• [Work to complete]: Pick out the lines in the listing below that contain the word "quadam" and copy them.

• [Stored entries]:
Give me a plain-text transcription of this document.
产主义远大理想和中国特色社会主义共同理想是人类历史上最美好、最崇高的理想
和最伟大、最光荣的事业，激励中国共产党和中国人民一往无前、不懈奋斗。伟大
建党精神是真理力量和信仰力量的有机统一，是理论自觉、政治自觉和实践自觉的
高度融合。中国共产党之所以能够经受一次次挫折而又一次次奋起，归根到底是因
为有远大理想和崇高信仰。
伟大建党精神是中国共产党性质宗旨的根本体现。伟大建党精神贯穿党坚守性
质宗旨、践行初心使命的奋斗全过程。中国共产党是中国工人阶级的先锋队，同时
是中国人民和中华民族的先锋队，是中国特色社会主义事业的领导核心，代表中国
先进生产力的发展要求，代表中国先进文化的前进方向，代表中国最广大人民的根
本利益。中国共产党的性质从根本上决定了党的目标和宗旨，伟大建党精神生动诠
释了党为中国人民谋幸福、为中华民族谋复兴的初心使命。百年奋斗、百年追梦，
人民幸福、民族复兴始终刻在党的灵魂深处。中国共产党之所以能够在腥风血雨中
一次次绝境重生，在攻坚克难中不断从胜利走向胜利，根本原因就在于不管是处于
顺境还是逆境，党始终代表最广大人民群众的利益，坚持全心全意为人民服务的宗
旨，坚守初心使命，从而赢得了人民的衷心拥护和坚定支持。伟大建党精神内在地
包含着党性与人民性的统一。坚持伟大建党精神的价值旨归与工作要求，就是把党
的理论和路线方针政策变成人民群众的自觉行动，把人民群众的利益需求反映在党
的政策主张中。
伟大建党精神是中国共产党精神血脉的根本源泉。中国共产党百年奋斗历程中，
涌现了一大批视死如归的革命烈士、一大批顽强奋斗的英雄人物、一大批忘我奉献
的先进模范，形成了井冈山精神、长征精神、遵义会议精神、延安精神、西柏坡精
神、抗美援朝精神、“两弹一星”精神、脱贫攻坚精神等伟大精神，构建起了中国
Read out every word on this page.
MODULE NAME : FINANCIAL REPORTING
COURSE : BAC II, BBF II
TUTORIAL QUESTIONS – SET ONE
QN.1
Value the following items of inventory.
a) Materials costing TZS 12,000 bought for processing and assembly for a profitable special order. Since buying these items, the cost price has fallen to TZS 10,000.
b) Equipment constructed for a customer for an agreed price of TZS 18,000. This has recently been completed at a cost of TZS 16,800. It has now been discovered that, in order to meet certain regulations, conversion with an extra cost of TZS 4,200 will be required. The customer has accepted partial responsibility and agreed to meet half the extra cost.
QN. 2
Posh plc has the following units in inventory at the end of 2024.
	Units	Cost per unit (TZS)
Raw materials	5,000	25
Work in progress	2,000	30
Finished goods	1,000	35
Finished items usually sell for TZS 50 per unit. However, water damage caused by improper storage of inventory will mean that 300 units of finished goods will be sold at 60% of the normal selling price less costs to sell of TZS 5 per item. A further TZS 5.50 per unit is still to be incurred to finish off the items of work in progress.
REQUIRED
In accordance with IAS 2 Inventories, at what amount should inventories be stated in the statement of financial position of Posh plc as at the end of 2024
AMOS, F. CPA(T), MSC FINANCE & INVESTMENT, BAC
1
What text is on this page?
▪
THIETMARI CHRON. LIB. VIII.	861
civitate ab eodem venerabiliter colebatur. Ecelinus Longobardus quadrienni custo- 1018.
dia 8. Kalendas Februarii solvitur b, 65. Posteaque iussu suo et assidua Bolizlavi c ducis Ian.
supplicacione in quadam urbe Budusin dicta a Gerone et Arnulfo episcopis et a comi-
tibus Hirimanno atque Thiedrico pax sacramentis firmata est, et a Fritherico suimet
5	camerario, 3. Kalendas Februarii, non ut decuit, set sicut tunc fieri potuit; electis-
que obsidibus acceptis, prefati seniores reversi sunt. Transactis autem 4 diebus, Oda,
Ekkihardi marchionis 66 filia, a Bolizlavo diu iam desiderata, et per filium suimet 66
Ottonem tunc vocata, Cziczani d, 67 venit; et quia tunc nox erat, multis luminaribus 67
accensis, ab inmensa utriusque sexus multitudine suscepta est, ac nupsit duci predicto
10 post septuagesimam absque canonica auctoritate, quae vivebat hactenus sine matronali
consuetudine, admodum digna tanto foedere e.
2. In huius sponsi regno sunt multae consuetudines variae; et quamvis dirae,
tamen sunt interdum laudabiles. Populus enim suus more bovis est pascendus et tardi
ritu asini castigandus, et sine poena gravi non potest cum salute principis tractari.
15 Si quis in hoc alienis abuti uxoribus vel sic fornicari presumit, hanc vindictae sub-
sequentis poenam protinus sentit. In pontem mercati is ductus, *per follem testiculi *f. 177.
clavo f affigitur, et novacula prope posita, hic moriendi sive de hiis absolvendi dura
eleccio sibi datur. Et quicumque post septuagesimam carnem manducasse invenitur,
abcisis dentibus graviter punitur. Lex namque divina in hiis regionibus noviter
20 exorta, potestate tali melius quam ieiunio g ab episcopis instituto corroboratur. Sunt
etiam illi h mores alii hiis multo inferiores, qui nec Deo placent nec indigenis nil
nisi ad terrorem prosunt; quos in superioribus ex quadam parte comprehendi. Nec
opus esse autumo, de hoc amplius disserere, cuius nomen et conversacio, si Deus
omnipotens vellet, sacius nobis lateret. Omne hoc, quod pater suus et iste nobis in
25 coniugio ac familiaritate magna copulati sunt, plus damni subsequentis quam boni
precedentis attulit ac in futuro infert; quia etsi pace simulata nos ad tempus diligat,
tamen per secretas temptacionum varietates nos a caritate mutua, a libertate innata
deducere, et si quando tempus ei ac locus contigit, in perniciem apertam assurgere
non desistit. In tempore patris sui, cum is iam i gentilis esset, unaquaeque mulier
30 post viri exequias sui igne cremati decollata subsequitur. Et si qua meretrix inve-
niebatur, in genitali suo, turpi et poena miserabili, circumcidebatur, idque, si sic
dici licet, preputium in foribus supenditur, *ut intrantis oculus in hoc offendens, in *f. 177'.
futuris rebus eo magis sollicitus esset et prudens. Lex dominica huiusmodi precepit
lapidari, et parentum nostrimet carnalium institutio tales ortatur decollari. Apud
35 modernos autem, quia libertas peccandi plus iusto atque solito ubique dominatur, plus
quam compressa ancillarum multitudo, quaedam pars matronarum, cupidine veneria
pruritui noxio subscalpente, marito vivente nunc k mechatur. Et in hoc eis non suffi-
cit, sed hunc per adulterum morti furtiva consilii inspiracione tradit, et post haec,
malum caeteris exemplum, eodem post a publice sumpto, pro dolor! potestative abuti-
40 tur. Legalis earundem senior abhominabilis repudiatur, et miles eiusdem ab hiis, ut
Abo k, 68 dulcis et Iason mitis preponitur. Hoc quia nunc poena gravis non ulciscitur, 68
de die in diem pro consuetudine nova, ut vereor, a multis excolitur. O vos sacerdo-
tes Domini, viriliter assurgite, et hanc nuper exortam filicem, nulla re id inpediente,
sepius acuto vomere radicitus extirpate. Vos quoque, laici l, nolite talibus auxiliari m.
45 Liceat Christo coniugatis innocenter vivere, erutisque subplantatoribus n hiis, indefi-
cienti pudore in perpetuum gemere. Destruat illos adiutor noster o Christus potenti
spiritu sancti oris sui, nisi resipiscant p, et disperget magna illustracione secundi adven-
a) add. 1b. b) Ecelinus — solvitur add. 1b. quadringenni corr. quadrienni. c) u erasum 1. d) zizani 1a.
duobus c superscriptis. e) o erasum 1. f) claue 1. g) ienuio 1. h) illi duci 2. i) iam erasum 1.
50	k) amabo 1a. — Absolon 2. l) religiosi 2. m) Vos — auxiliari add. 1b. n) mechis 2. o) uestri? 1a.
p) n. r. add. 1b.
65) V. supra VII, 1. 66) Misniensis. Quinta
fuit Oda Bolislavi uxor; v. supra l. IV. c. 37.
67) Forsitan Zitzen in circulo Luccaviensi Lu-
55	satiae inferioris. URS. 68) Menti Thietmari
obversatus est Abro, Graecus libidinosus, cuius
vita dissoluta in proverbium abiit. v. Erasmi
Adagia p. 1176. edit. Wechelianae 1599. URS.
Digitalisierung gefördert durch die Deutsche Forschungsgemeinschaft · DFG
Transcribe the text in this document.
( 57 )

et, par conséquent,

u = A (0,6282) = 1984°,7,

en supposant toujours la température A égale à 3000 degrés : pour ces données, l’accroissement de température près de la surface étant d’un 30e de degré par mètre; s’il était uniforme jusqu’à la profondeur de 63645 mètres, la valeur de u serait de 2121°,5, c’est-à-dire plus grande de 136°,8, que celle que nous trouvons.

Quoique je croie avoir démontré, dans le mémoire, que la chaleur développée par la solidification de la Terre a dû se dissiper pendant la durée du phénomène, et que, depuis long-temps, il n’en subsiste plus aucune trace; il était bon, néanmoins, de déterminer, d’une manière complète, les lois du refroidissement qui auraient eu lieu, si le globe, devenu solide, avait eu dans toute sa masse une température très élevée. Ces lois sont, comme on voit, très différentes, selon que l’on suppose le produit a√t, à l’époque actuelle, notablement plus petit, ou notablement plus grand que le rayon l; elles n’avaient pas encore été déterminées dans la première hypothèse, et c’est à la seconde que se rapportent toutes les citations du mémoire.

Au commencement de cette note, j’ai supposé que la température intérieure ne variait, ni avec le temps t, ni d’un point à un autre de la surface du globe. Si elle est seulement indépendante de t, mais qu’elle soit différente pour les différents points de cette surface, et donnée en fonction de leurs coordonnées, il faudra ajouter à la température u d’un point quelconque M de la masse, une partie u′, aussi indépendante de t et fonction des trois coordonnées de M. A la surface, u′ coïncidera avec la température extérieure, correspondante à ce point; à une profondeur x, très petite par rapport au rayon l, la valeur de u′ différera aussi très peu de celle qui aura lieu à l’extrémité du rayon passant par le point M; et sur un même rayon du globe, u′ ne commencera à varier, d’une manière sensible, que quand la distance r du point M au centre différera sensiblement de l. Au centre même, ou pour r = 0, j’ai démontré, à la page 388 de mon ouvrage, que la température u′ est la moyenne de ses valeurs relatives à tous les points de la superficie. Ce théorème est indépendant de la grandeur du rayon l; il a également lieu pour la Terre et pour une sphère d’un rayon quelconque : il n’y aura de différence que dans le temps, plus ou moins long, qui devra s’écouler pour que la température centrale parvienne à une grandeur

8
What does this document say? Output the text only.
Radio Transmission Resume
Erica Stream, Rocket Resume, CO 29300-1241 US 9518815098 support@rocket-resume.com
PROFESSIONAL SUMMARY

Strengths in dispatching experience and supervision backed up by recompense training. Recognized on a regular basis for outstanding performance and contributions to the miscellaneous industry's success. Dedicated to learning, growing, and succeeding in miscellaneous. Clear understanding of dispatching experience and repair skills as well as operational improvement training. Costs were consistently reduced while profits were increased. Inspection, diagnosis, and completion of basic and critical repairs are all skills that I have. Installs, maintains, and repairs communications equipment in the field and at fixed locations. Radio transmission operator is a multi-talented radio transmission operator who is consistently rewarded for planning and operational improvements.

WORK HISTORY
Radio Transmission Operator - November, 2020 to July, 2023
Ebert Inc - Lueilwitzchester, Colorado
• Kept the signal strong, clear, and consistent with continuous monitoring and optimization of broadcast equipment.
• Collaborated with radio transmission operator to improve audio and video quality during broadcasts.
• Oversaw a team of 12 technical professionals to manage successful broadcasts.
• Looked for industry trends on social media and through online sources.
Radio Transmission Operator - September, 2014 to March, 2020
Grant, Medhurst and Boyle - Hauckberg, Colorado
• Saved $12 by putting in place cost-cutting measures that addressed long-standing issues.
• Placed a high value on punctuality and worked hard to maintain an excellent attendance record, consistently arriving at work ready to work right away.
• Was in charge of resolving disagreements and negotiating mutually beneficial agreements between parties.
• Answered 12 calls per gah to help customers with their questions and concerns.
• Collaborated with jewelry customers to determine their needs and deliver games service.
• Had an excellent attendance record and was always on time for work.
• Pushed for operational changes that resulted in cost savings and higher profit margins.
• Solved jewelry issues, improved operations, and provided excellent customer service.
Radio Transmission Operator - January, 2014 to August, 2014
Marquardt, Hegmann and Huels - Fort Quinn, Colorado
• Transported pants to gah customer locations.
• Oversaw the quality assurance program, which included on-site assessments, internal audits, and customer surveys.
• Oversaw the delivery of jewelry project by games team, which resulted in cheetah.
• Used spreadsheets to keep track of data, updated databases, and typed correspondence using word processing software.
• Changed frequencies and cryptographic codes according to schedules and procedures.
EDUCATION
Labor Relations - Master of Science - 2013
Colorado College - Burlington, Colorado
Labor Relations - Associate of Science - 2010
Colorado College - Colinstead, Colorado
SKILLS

• [The completed task]:
supplicacione in quadam urbe Budusin dicta a Gerone et Arnulfo episcopis et a comi-
nisi ad terrorem prosunt; quos in superioribus ex quadam parte comprehendi. Nec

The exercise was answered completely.